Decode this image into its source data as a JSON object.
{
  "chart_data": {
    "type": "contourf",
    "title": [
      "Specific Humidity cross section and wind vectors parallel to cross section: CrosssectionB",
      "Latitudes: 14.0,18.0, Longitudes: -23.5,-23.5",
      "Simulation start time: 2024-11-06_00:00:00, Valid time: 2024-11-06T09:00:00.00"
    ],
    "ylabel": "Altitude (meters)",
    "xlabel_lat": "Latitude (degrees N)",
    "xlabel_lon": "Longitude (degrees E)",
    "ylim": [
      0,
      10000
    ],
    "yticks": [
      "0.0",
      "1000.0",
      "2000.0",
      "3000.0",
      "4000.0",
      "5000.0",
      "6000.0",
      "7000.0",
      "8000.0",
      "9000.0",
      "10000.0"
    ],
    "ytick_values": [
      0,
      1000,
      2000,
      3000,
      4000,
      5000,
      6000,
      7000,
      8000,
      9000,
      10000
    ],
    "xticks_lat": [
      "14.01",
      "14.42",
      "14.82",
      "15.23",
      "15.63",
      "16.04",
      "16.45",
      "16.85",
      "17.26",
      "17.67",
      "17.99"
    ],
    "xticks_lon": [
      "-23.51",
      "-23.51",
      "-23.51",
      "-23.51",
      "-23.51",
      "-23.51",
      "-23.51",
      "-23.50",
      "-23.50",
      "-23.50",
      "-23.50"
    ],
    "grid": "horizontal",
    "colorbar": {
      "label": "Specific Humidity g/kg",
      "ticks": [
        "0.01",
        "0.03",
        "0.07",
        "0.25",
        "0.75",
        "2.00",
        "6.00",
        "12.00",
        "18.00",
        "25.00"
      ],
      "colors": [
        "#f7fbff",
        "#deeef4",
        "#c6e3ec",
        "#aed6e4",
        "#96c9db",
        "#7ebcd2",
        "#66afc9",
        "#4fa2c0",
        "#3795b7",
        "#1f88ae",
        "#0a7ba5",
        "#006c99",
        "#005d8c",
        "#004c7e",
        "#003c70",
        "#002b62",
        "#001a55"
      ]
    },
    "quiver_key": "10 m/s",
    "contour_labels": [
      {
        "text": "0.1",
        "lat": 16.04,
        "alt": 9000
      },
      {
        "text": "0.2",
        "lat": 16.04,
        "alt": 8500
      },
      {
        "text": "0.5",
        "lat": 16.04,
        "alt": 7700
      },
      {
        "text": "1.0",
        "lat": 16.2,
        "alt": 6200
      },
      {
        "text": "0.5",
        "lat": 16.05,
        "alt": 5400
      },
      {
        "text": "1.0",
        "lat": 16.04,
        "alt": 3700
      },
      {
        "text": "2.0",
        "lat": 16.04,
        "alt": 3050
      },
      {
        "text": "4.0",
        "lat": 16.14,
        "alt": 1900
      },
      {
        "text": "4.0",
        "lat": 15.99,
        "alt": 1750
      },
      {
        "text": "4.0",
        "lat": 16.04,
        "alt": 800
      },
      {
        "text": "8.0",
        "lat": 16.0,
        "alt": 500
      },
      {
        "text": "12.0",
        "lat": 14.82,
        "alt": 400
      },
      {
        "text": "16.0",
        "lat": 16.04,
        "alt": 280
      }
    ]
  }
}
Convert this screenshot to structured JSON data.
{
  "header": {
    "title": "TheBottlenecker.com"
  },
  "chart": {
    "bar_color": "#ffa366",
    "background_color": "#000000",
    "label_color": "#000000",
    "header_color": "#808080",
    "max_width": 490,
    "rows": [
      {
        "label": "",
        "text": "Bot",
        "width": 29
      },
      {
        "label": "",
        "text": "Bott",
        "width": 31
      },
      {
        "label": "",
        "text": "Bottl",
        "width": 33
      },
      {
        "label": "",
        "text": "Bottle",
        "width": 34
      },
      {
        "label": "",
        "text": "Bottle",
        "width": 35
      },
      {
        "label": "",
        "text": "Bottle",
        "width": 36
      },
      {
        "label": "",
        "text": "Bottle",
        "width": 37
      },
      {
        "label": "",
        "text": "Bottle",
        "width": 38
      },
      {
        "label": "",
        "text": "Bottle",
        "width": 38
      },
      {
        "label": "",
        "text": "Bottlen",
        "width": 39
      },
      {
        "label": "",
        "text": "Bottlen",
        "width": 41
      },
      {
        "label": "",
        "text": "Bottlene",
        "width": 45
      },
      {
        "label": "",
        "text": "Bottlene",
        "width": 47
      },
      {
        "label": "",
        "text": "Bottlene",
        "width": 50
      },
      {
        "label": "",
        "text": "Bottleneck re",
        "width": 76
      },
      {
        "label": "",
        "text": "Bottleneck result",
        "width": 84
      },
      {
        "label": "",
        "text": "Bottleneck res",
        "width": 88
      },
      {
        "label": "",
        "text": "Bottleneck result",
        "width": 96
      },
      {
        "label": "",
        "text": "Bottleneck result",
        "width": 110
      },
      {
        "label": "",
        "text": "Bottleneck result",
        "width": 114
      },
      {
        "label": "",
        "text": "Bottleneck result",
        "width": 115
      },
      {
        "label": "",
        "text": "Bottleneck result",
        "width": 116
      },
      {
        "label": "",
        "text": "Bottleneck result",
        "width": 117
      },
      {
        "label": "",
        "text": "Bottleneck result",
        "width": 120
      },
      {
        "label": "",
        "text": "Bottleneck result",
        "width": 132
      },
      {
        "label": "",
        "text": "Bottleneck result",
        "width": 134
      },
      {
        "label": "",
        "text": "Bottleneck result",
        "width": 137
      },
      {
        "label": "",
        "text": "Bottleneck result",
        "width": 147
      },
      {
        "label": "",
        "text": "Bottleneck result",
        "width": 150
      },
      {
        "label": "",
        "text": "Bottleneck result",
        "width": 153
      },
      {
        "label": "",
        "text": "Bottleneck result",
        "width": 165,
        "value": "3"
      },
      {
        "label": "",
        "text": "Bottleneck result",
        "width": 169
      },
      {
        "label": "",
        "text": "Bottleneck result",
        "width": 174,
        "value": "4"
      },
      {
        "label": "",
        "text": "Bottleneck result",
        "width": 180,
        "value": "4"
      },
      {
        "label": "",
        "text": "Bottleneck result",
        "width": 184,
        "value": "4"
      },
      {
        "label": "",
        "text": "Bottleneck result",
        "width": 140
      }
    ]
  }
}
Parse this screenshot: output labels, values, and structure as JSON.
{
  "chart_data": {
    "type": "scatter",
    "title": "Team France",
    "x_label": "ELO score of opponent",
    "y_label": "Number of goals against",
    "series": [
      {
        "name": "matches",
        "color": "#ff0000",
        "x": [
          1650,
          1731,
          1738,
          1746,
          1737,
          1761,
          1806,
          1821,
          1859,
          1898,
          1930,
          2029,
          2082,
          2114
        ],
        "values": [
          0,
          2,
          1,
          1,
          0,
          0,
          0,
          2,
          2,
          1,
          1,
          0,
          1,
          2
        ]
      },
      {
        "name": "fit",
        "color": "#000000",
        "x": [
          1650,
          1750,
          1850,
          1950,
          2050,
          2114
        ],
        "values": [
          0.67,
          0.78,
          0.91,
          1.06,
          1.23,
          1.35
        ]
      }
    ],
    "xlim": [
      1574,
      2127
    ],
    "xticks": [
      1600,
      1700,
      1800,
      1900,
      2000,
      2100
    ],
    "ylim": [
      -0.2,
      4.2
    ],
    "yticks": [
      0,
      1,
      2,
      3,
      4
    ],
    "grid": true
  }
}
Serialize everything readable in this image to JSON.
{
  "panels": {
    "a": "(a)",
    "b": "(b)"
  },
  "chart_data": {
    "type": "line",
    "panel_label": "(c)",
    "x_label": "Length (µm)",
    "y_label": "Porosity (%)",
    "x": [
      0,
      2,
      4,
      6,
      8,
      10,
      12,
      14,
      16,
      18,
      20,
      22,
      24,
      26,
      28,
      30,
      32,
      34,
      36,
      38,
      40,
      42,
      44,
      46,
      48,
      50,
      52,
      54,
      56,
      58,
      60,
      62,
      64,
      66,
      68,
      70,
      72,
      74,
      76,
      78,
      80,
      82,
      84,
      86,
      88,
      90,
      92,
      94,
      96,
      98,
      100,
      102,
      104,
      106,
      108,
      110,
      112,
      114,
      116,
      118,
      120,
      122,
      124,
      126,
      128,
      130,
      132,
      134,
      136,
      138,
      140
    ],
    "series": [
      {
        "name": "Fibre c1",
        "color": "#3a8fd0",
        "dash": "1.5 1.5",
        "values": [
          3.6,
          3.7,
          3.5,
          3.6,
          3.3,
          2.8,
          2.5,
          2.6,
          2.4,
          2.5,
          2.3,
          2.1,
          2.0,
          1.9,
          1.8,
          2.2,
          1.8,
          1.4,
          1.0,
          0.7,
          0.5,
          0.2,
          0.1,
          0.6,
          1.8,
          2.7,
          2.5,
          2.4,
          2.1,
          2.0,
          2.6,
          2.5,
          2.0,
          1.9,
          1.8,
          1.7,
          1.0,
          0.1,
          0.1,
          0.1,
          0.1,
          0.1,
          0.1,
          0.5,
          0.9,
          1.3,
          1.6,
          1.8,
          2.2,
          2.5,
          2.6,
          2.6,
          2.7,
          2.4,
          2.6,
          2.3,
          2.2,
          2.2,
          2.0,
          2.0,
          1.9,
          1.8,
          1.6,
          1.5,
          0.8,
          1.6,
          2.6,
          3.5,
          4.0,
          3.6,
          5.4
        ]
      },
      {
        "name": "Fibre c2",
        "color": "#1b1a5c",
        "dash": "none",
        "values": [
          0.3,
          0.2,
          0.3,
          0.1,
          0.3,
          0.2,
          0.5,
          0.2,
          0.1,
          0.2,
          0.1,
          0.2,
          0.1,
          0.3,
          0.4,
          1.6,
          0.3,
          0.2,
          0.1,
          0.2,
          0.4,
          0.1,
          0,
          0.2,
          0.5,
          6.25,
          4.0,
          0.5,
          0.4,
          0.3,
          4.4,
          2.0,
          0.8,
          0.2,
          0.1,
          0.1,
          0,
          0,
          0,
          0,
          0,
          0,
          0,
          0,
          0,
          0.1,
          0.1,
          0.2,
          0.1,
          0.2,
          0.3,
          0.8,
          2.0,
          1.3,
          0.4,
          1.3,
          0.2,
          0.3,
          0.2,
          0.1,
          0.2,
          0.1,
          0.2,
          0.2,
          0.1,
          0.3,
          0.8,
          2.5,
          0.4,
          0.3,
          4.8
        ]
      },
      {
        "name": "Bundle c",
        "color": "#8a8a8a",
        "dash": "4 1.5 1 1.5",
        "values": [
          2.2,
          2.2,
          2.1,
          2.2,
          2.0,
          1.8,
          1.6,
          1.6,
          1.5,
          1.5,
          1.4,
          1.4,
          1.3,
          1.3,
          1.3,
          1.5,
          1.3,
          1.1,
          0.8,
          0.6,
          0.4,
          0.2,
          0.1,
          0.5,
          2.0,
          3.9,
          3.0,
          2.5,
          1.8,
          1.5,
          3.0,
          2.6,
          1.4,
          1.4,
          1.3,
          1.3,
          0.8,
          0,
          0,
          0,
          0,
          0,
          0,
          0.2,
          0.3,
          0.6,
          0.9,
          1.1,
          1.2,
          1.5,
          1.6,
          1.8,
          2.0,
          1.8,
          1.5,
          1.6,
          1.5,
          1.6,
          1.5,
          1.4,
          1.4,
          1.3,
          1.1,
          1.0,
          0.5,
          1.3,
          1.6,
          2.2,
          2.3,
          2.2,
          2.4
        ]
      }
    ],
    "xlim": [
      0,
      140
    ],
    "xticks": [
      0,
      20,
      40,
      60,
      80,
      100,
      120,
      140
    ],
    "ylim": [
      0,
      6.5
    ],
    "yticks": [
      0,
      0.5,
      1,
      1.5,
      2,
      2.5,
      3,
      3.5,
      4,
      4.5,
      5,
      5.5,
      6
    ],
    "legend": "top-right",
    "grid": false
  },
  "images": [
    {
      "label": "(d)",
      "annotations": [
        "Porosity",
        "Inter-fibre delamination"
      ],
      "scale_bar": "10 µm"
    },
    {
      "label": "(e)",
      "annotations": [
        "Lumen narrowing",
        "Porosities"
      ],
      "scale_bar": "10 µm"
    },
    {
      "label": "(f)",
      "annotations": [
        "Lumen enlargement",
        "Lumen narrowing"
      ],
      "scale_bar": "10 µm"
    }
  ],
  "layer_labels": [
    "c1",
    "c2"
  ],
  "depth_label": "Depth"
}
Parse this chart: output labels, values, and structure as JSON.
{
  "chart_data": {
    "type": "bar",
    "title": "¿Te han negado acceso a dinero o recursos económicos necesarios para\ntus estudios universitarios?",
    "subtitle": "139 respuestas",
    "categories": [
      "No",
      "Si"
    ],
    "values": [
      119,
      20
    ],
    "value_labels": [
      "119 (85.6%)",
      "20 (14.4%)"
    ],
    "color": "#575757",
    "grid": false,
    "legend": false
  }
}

§ **SHORT TASK**
Pick out all lines from the data above in which the word "name" appears.

§ **ANSWER TO THE PROBLEM**
        "name": "matches",
        "name": "fit",
        "name": "Fibre c1",
        "name": "Fibre c2",
        "name": "Bundle c",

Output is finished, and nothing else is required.